(Excerpt from a dataset)

========

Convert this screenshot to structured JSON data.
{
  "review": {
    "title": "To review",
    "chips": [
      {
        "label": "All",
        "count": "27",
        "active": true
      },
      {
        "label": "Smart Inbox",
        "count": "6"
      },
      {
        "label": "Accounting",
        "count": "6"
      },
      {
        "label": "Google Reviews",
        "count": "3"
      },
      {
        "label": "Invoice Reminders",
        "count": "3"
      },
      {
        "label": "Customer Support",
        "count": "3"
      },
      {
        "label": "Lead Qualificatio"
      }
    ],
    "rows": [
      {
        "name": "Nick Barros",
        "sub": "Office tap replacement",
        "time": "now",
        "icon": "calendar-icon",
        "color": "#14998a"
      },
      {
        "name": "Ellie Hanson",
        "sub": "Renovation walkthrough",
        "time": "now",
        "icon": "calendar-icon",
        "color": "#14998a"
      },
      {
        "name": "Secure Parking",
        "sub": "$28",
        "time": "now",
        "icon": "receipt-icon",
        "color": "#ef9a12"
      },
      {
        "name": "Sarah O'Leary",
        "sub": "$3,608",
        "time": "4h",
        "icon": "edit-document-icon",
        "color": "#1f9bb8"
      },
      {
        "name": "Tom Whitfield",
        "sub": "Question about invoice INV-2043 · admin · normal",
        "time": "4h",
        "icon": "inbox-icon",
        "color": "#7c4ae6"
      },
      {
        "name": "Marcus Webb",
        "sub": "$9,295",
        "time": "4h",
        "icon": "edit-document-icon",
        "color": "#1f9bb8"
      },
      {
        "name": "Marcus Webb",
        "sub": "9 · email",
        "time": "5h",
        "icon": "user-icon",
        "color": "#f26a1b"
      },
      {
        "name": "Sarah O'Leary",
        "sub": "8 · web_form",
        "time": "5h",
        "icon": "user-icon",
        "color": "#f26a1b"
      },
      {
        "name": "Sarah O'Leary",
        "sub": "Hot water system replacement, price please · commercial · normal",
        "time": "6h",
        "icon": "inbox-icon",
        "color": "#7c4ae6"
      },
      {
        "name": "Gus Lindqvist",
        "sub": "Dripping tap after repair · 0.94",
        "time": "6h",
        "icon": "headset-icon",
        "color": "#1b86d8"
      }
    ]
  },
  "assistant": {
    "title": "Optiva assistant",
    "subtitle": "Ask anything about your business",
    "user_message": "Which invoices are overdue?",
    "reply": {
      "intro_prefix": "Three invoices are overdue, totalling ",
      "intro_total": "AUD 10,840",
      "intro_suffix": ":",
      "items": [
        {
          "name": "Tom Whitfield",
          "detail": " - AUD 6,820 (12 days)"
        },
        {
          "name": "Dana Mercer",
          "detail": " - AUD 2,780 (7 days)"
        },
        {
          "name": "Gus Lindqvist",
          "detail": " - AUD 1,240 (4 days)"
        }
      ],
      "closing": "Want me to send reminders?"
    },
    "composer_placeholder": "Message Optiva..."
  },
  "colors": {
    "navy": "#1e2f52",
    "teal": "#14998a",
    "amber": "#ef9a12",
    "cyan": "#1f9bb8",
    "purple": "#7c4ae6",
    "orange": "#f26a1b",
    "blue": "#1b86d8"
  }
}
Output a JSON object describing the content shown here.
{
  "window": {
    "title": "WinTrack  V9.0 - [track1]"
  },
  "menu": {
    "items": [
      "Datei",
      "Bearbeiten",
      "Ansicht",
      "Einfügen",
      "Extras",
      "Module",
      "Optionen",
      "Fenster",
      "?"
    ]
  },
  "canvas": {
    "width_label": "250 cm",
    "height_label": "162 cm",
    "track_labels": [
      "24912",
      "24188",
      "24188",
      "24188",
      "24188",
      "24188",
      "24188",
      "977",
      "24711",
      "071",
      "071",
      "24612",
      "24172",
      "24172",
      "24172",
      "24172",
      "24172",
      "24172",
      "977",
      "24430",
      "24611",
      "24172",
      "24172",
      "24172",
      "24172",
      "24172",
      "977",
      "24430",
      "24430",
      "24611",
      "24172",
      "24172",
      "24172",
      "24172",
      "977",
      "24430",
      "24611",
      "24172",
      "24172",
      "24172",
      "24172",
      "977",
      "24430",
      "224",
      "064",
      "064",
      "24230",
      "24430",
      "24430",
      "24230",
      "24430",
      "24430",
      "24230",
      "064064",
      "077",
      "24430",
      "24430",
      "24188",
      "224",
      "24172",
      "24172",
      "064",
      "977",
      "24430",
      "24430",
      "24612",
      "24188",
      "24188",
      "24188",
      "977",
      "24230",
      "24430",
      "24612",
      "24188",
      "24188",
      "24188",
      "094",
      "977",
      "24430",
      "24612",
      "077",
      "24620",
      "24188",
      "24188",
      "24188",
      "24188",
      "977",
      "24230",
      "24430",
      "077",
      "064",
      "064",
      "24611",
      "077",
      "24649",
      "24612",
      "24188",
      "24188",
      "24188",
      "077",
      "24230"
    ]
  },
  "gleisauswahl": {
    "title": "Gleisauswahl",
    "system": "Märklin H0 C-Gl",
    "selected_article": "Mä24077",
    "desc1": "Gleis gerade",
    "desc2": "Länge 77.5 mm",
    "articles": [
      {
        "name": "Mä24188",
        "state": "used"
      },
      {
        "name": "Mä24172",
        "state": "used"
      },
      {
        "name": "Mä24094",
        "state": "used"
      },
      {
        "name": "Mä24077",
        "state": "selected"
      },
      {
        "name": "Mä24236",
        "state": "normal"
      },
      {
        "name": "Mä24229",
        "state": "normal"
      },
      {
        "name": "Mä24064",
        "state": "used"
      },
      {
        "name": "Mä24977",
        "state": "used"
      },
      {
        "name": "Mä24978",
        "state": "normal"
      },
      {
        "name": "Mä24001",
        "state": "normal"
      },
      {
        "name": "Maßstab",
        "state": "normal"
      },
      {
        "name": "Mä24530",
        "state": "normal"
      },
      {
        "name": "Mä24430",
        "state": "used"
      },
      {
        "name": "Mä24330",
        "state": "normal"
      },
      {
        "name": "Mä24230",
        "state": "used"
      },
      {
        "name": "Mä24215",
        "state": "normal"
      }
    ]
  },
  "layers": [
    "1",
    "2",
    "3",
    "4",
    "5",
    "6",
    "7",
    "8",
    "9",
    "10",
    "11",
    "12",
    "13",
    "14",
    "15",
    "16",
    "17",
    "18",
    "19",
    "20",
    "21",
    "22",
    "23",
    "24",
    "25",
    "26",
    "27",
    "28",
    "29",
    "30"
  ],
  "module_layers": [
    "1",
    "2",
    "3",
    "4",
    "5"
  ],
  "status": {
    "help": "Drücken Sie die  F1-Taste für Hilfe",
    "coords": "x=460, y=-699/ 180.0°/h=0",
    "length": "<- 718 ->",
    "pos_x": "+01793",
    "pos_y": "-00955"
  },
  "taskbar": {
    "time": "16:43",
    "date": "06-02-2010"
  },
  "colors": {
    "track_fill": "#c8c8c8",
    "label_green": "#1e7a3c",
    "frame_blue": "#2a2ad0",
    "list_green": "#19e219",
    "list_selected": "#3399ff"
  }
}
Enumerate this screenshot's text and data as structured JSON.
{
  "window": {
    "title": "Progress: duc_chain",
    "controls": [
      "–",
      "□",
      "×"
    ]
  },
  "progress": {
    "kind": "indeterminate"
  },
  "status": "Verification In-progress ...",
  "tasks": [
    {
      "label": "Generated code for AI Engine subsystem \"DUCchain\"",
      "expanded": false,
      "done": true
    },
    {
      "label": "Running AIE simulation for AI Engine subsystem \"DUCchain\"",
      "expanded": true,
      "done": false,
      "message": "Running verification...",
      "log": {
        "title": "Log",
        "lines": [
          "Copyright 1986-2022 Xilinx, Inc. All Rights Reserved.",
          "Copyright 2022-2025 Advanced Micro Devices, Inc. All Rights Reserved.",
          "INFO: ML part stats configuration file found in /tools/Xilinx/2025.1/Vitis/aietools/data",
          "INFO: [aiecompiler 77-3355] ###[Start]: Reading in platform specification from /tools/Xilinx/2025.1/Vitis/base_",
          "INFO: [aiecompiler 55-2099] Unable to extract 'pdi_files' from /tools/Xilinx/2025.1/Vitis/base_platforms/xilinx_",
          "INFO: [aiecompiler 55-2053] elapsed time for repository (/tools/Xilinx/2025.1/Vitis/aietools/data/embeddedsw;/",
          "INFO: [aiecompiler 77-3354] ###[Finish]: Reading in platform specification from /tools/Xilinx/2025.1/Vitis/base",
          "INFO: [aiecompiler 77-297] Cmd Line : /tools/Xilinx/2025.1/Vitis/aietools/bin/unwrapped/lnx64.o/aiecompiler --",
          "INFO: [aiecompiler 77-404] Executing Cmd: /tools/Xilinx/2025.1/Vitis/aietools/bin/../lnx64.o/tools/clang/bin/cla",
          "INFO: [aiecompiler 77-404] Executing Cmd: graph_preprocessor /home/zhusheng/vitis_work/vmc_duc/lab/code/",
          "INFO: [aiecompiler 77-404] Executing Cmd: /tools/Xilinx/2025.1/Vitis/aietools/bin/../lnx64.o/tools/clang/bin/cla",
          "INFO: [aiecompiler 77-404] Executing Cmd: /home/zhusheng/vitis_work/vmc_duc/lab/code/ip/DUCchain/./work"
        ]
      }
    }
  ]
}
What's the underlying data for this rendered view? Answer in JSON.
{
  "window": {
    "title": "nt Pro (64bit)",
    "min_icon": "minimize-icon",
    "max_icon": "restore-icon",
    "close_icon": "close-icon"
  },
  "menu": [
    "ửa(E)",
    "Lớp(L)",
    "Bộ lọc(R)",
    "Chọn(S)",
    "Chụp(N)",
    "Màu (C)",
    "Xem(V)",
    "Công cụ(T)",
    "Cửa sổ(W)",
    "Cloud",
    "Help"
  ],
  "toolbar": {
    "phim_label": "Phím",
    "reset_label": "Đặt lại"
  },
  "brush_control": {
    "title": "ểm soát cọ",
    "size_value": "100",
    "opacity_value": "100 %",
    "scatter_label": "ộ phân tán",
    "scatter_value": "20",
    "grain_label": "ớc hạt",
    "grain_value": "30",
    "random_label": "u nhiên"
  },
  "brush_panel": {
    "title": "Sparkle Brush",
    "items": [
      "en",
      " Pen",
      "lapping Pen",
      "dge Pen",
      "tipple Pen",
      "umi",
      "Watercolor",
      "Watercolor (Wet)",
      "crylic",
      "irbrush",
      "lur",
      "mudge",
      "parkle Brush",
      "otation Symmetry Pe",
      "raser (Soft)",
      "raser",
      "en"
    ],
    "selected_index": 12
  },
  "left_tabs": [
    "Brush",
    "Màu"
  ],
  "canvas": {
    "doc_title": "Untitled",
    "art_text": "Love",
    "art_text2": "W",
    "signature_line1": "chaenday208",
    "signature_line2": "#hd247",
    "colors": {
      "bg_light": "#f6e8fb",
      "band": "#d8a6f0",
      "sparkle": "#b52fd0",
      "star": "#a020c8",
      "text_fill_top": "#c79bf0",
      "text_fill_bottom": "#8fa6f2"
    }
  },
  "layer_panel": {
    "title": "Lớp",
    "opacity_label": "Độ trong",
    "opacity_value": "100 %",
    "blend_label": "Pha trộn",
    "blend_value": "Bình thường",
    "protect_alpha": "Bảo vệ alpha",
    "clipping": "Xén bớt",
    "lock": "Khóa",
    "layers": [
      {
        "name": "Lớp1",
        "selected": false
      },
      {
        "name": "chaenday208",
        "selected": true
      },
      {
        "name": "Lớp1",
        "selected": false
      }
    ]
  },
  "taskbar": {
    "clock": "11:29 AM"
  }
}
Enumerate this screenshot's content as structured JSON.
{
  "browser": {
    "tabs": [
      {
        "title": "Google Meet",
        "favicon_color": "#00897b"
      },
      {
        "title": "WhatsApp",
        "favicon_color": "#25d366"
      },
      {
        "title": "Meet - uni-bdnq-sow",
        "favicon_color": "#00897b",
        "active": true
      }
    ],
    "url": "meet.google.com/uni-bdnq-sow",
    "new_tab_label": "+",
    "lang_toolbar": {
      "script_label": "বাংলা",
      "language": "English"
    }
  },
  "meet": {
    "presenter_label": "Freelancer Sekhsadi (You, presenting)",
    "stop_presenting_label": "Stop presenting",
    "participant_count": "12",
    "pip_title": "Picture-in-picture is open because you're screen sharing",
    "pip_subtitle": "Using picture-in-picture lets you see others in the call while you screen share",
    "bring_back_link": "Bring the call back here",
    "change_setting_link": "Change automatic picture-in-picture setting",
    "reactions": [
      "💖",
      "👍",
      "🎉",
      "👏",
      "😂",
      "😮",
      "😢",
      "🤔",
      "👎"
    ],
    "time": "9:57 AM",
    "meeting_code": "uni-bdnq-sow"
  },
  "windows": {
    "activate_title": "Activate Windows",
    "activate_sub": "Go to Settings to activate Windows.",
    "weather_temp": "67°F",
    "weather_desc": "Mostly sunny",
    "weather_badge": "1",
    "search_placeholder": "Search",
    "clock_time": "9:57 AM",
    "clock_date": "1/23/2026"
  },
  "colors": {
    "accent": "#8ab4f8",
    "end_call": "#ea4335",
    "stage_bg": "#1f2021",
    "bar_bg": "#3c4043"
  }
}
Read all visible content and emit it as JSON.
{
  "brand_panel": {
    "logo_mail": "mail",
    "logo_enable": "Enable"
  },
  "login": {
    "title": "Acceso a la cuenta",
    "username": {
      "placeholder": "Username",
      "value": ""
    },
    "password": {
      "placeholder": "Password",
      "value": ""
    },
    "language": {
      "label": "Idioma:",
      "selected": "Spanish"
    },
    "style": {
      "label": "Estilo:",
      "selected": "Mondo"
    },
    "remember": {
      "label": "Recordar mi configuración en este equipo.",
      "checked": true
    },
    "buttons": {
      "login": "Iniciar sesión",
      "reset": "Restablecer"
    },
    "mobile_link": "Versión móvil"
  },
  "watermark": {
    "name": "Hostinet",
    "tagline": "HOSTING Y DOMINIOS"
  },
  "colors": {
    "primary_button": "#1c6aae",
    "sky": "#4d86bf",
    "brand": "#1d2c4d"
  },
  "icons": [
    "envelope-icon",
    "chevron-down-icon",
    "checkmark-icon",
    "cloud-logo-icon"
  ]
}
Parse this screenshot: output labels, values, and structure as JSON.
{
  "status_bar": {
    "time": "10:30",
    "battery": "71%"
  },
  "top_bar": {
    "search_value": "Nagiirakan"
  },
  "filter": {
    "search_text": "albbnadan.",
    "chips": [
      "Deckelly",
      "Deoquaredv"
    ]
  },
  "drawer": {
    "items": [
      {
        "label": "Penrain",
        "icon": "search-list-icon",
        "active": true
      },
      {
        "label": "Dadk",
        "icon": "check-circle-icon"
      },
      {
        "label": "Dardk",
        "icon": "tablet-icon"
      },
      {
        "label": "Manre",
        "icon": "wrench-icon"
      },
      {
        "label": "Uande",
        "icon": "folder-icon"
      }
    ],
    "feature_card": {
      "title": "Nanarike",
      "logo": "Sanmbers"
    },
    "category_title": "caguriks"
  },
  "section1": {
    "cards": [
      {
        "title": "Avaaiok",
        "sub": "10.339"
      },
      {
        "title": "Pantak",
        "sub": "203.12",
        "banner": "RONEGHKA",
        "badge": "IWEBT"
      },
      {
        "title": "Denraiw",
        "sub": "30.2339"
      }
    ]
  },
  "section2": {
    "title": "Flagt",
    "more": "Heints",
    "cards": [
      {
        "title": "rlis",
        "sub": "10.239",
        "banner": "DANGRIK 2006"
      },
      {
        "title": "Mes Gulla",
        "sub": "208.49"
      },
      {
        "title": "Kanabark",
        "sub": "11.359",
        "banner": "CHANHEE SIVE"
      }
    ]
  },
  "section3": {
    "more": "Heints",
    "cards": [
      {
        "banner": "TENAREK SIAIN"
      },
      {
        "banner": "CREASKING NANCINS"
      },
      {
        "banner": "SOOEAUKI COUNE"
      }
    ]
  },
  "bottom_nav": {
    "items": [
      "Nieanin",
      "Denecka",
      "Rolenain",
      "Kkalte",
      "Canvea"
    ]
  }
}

========

■ AIM OF THE EXERCISE: Copy out all lines from the material above that contain the string "Reserved".

■ WORKED SOLUTION:
          "Copyright 1986-2022 Xilinx, Inc. All Rights Reserved.",
          "Copyright 2022-2025 Advanced Micro Devices, Inc. All Rights Reserved.",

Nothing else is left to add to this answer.